## STATED PROBLEM
Using the listing below, select the lines with the word "Veto" and copy them.

## SUPPLIED MATERIAL
________________________________________

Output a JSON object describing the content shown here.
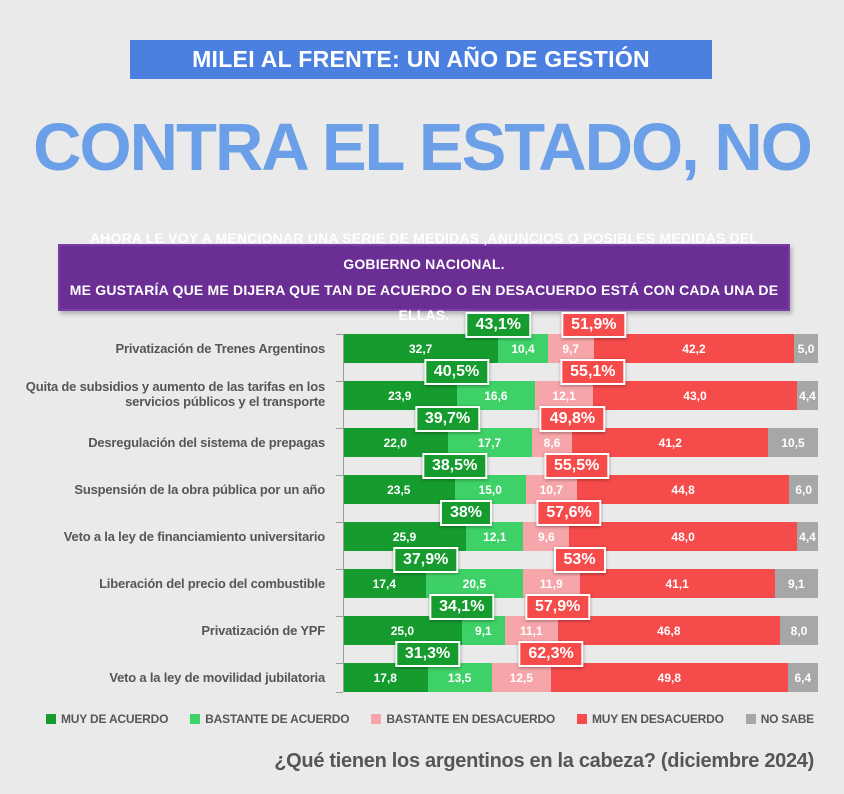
{
  "banner": {
    "label": "MILEI AL FRENTE: UN AÑO DE GESTIÓN",
    "bg_color": "#4b80e1"
  },
  "title": {
    "label": "CONTRA EL ESTADO, NO",
    "color": "#6ba0e8"
  },
  "question_box": {
    "line1": "AHORA LE VOY A MENCIONAR UNA SERIE DE MEDIDAS ,ANUNCIOS  O POSIBLES MEDIDAS DEL GOBIERNO NACIONAL.",
    "line2": "ME GUSTARÍA QUE ME DIJERA QUE TAN DE ACUERDO O EN DESACUERDO ESTÁ CON CADA UNA DE ELLAS.",
    "bg_color": "#6b2e94"
  },
  "chart_data": {
    "type": "bar",
    "orientation": "horizontal_stacked",
    "unit": "percent",
    "xlim": [
      0,
      100
    ],
    "legend_position": "bottom",
    "series_names": [
      "Muy de acuerdo",
      "Bastante de acuerdo",
      "Bastante en desacuerdo",
      "Muy en desacuerdo",
      "No sabe"
    ],
    "series_colors": [
      "#169b2e",
      "#3ed167",
      "#f6a6ab",
      "#f54b4b",
      "#a7a7a7"
    ],
    "rows": [
      {
        "label": "Privatización de Trenes Argentinos",
        "values": [
          32.7,
          10.4,
          9.7,
          42.2,
          5.0
        ],
        "display": [
          "32,7",
          "10,4",
          "9,7",
          "42,2",
          "5,0"
        ],
        "agree_label": "43,1%",
        "disagree_label": "51,9%"
      },
      {
        "label": "Quita de subsidios y aumento de las tarifas en los servicios públicos y el transporte",
        "values": [
          23.9,
          16.6,
          12.1,
          43.0,
          4.4
        ],
        "display": [
          "23,9",
          "16,6",
          "12,1",
          "43,0",
          "4,4"
        ],
        "agree_label": "40,5%",
        "disagree_label": "55,1%"
      },
      {
        "label": "Desregulación del sistema de prepagas",
        "values": [
          22.0,
          17.7,
          8.6,
          41.2,
          10.5
        ],
        "display": [
          "22,0",
          "17,7",
          "8,6",
          "41,2",
          "10,5"
        ],
        "agree_label": "39,7%",
        "disagree_label": "49,8%"
      },
      {
        "label": "Suspensión de la obra pública por un año",
        "values": [
          23.5,
          15.0,
          10.7,
          44.8,
          6.0
        ],
        "display": [
          "23,5",
          "15,0",
          "10,7",
          "44,8",
          "6,0"
        ],
        "agree_label": "38,5%",
        "disagree_label": "55,5%"
      },
      {
        "label": "Veto a la ley de financiamiento universitario",
        "values": [
          25.9,
          12.1,
          9.6,
          48.0,
          4.4
        ],
        "display": [
          "25,9",
          "12,1",
          "9,6",
          "48,0",
          "4,4"
        ],
        "agree_label": "38%",
        "disagree_label": "57,6%"
      },
      {
        "label": "Liberación del precio del combustible",
        "values": [
          17.4,
          20.5,
          11.9,
          41.1,
          9.1
        ],
        "display": [
          "17,4",
          "20,5",
          "11,9",
          "41,1",
          "9,1"
        ],
        "agree_label": "37,9%",
        "disagree_label": "53%"
      },
      {
        "label": "Privatización de YPF",
        "values": [
          25.0,
          9.1,
          11.1,
          46.8,
          8.0
        ],
        "display": [
          "25,0",
          "9,1",
          "11,1",
          "46,8",
          "8,0"
        ],
        "agree_label": "34,1%",
        "disagree_label": "57,9%"
      },
      {
        "label": "Veto a la ley de movilidad jubilatoria",
        "values": [
          17.8,
          13.5,
          12.5,
          49.8,
          6.4
        ],
        "display": [
          "17,8",
          "13,5",
          "12,5",
          "49,8",
          "6,4"
        ],
        "agree_label": "31,3%",
        "disagree_label": "62,3%"
      }
    ],
    "agree_badge_color": "#169b2e",
    "disagree_badge_color": "#f54b4b"
  },
  "legend": {
    "items": [
      {
        "label": "MUY DE ACUERDO",
        "color": "#169b2e"
      },
      {
        "label": "BASTANTE DE ACUERDO",
        "color": "#3ed167"
      },
      {
        "label": "BASTANTE EN DESACUERDO",
        "color": "#f6a6ab"
      },
      {
        "label": "MUY EN DESACUERDO",
        "color": "#f54b4b"
      },
      {
        "label": "NO SABE",
        "color": "#a7a7a7"
      }
    ]
  },
  "footer": {
    "label": "¿Qué tienen los argentinos en la cabeza? (diciembre 2024)"
  }
}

________________________________________

## CORRECT OUTPUT
        "label": "Veto a la ley de financiamiento universitario",
        "label": "Veto a la ley de movilidad jubilatoria",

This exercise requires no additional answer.